EXERCISE — Identify the lines that contain the string "color" and report only how many there are.

* Start *

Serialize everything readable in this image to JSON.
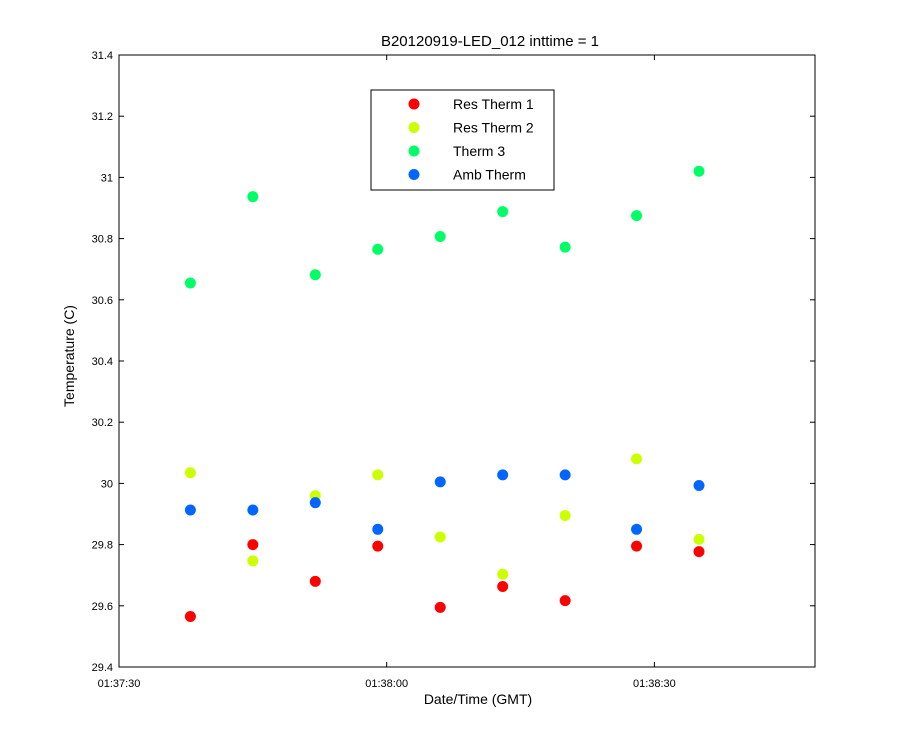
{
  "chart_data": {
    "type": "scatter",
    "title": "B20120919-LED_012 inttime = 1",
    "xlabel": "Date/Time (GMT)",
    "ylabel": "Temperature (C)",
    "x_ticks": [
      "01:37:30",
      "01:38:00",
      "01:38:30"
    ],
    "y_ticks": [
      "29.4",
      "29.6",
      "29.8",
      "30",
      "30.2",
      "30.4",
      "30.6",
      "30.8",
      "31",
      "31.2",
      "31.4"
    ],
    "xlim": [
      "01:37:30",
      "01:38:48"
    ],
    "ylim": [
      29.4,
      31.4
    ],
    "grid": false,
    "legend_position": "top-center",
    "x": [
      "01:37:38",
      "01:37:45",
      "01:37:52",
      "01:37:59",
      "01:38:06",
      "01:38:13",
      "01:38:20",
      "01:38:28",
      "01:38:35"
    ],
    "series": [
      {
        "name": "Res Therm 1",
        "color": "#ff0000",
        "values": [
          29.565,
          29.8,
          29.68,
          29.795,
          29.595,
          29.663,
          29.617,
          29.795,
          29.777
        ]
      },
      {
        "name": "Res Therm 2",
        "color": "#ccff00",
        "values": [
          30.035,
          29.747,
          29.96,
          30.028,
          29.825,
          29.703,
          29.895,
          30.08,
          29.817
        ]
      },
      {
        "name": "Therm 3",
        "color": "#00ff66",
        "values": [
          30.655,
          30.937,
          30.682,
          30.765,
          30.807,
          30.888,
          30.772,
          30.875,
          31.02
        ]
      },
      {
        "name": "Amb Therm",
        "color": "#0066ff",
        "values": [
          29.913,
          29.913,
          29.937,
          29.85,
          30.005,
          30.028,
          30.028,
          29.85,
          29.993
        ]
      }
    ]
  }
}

* End *

RESULT OF THE TASK — 4